TASK —
From the listing, collect all lines containing the word "text".

>> START DATA LISTING

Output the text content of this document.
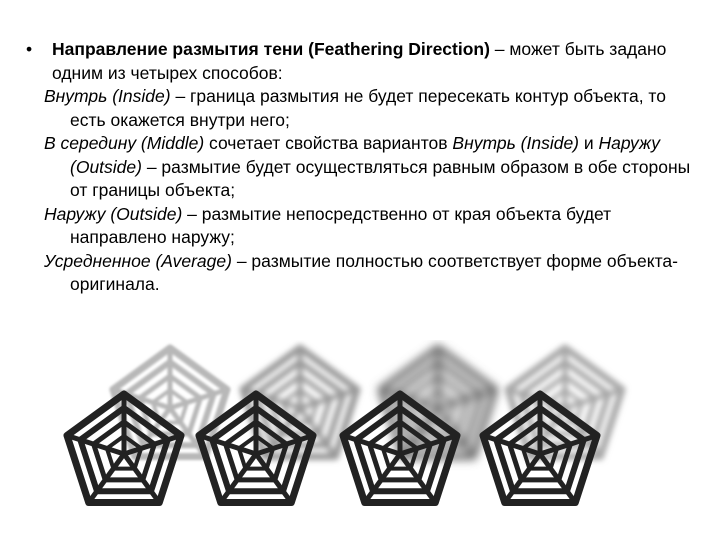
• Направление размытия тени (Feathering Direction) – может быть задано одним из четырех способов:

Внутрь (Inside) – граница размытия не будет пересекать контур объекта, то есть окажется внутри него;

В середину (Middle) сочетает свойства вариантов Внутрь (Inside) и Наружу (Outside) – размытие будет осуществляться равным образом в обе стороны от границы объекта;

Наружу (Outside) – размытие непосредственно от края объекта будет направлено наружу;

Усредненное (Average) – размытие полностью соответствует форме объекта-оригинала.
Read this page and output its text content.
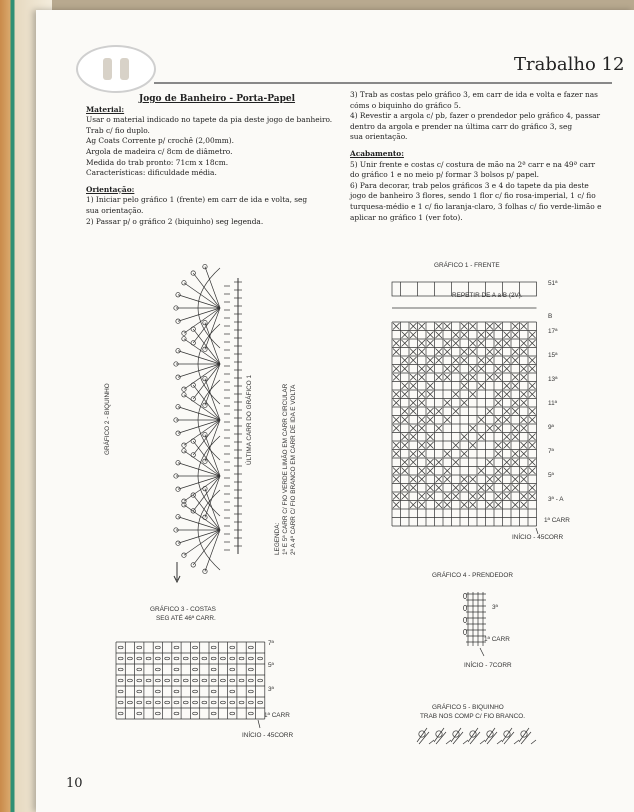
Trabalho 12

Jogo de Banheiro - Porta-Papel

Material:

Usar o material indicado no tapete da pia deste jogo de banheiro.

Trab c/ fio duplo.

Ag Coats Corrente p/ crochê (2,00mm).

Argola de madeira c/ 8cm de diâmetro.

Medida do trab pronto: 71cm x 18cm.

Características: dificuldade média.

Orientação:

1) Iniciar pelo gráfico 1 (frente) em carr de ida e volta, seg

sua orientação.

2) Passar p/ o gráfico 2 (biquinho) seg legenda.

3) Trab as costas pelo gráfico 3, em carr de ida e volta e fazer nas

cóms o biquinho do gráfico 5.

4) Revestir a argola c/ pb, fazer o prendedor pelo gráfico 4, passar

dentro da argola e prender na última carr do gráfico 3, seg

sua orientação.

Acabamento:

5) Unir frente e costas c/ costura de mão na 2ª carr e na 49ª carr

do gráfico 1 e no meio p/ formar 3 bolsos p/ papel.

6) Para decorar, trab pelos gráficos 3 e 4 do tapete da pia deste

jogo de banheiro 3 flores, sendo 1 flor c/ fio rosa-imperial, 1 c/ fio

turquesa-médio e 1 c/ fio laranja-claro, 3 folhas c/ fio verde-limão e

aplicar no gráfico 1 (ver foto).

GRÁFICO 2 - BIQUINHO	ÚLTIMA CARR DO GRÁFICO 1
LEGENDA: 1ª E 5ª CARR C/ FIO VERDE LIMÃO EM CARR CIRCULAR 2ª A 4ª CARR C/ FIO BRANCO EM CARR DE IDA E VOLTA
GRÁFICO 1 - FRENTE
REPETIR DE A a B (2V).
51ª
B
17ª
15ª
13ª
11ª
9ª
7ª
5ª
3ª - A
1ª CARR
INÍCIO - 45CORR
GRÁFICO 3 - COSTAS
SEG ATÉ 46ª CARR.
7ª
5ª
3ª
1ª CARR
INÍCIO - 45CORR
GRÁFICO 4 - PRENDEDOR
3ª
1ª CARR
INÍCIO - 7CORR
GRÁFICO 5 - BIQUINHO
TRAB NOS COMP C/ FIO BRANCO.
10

>> END DATA LISTING

THE ANSWER —
Output the text content of this document.
Read this page and output its text content.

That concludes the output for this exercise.